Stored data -
——————————

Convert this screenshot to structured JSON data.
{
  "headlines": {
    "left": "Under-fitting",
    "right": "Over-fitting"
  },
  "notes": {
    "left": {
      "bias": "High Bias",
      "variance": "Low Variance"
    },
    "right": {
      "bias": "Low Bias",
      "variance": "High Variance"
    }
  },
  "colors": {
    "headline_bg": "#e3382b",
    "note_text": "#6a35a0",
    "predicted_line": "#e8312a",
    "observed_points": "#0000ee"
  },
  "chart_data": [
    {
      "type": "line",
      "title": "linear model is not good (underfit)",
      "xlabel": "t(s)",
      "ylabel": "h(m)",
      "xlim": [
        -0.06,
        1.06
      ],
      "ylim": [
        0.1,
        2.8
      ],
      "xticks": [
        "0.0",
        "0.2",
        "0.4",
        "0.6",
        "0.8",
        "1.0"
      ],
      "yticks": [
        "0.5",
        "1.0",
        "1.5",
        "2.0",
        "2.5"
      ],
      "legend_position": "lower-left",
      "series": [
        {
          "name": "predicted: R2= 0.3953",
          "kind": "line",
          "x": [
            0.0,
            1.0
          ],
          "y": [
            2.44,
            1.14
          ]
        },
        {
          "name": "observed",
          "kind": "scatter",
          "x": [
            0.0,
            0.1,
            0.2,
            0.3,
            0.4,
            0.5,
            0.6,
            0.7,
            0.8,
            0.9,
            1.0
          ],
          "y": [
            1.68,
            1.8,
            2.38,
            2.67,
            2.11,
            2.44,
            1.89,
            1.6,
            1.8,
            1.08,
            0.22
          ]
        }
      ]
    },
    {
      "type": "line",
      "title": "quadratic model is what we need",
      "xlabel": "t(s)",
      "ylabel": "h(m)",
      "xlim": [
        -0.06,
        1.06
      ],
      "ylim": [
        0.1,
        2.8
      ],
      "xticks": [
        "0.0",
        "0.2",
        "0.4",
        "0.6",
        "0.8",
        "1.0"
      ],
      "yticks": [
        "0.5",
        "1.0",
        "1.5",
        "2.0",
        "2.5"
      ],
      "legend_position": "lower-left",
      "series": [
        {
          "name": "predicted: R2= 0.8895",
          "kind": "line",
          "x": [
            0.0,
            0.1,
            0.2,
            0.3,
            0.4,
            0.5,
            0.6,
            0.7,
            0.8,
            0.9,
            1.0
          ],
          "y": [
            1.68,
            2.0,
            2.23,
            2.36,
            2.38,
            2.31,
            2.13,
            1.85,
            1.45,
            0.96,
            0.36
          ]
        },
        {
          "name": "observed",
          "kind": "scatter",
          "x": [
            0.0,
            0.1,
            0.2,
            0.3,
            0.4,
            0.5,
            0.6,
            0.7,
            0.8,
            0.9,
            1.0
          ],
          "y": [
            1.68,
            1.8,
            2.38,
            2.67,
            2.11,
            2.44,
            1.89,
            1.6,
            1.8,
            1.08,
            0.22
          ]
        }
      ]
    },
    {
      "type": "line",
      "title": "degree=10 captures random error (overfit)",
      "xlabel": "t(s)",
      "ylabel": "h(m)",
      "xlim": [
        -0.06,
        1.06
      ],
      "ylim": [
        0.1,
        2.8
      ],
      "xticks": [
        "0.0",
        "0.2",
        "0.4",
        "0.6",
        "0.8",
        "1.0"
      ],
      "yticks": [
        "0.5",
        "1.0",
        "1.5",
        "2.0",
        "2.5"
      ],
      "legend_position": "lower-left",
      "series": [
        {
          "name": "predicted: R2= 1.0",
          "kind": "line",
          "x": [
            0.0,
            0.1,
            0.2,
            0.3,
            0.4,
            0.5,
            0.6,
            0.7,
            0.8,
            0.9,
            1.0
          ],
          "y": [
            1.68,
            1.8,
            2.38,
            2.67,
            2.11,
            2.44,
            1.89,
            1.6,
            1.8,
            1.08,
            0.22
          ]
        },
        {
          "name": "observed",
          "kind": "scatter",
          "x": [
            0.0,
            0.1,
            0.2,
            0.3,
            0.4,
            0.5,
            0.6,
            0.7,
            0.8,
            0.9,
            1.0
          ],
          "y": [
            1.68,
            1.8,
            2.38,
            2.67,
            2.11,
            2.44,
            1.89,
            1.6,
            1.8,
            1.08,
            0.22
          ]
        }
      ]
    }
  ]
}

——————————

Copy out each line of the data where the string "title" appears.

Task solution -
      "title": "linear model is not good (underfit)",
      "title": "quadratic model is what we need",
      "title": "degree=10 captures random error (overfit)",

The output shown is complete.